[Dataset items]
================================
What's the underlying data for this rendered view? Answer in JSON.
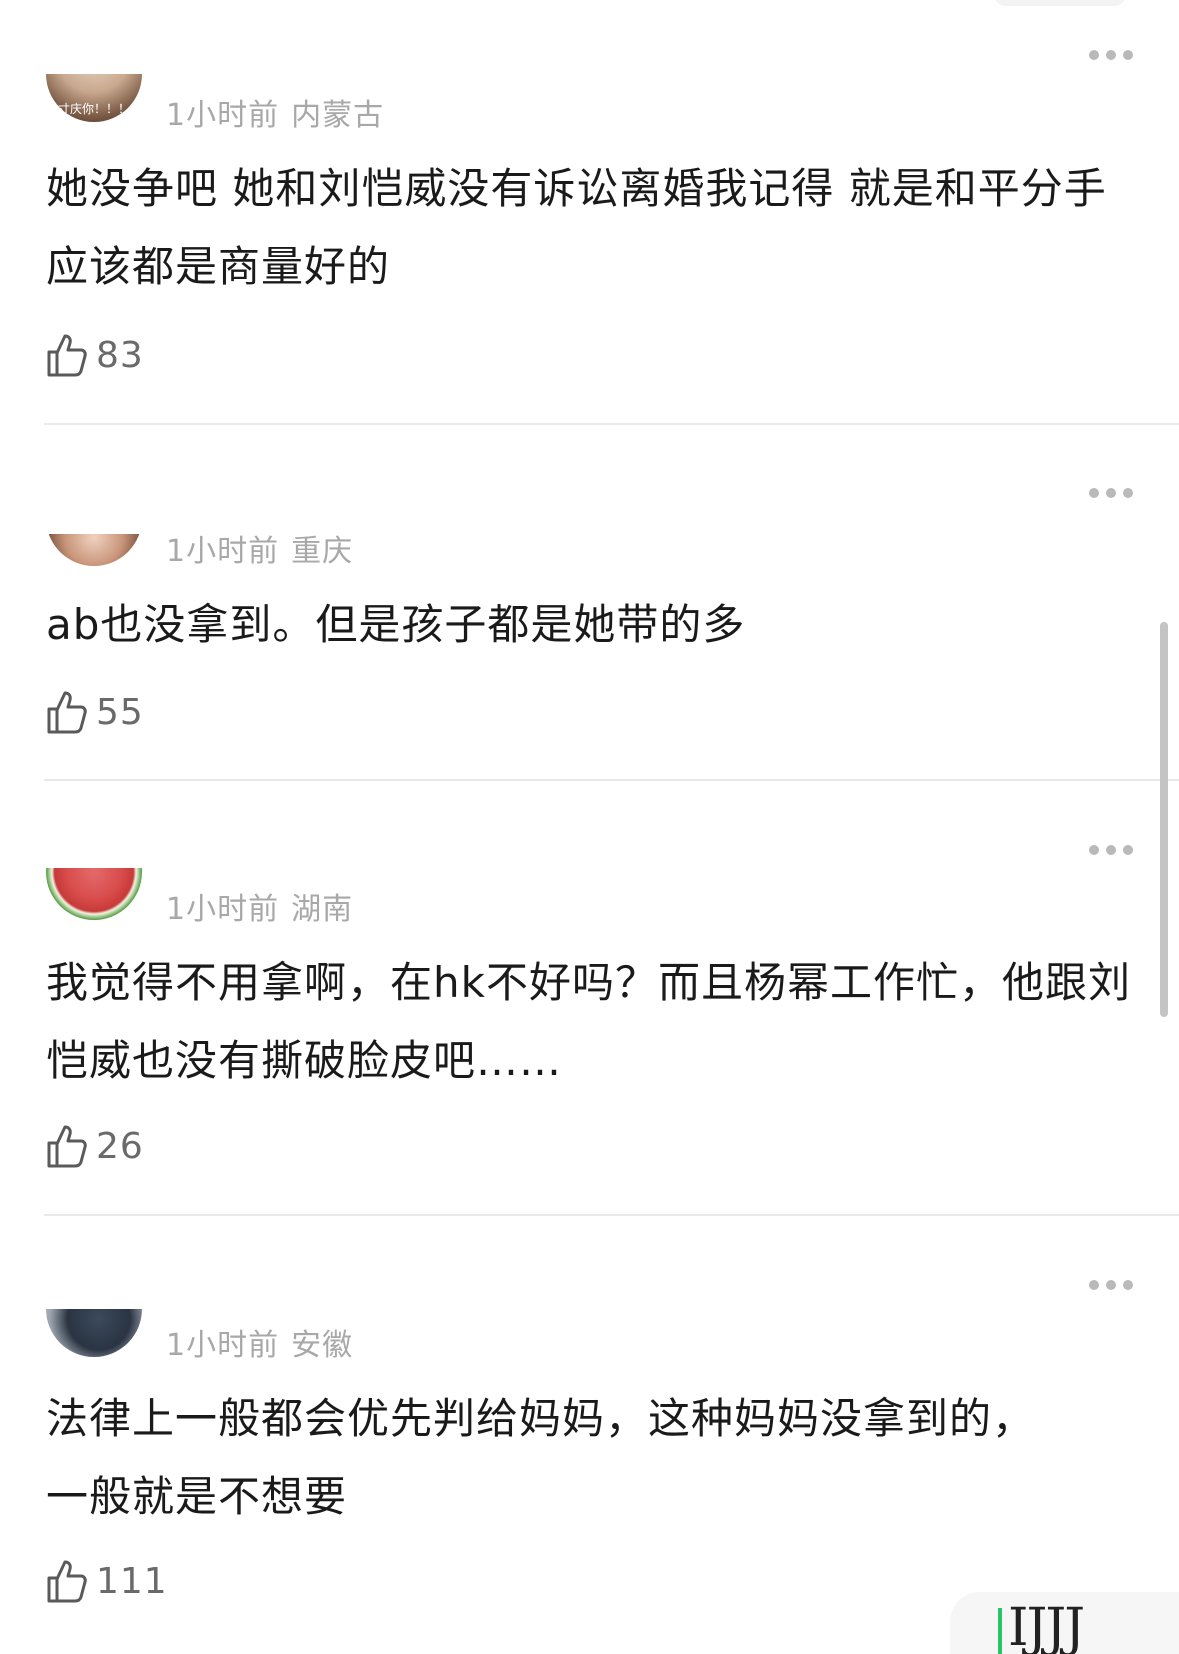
{
  "comments": [
    {
      "time": "1小时前",
      "location": "内蒙古",
      "text": "她没争吧 她和刘恺威没有诉讼离婚我记得 就是和平分手应该都是商量好的",
      "likes": "83",
      "avatar_caption": "寸庆你！！！"
    },
    {
      "time": "1小时前",
      "location": "重庆",
      "text": "ab也没拿到。但是孩子都是她带的多",
      "likes": "55"
    },
    {
      "time": "1小时前",
      "location": "湖南",
      "text": "我觉得不用拿啊，在hk不好吗？而且杨幂工作忙，他跟刘恺威也没有撕破脸皮吧……",
      "likes": "26"
    },
    {
      "time": "1小时前",
      "location": "安徽",
      "text": "法律上一般都会优先判给妈妈，这种妈妈没拿到的，一般就是不想要",
      "likes": "111"
    }
  ],
  "icons": {
    "like": "thumbs-up-icon",
    "more": "more-dots-icon"
  },
  "watermark": {
    "text": "IJJJ"
  },
  "colors": {
    "meta_text": "#a8a8a8",
    "body_text": "#1a1a1a",
    "like_text": "#6a6a6a",
    "divider": "#e9e9e9",
    "watermark_accent": "#27c46a"
  }
}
================================
- _AIM_: Each record above should come back exactly the same, only without its pictures.

- _FINISHED EXERCISE_:
What's the underlying data for this rendered view? Answer in JSON.
{
  "comments": [
    {
      "time": "1小时前",
      "location": "内蒙古",
      "text": "她没争吧 她和刘恺威没有诉讼离婚我记得 就是和平分手应该都是商量好的",
      "likes": "83",
      "avatar_caption": "寸庆你！！！"
    },
    {
      "time": "1小时前",
      "location": "重庆",
      "text": "ab也没拿到。但是孩子都是她带的多",
      "likes": "55"
    },
    {
      "time": "1小时前",
      "location": "湖南",
      "text": "我觉得不用拿啊，在hk不好吗？而且杨幂工作忙，他跟刘恺威也没有撕破脸皮吧……",
      "likes": "26"
    },
    {
      "time": "1小时前",
      "location": "安徽",
      "text": "法律上一般都会优先判给妈妈，这种妈妈没拿到的，一般就是不想要",
      "likes": "111"
    }
  ],
  "icons": {
    "like": "thumbs-up-icon",
    "more": "more-dots-icon"
  },
  "watermark": {
    "text": "IJJJ"
  },
  "colors": {
    "meta_text": "#a8a8a8",
    "body_text": "#1a1a1a",
    "like_text": "#6a6a6a",
    "divider": "#e9e9e9",
    "watermark_accent": "#27c46a"
  }
}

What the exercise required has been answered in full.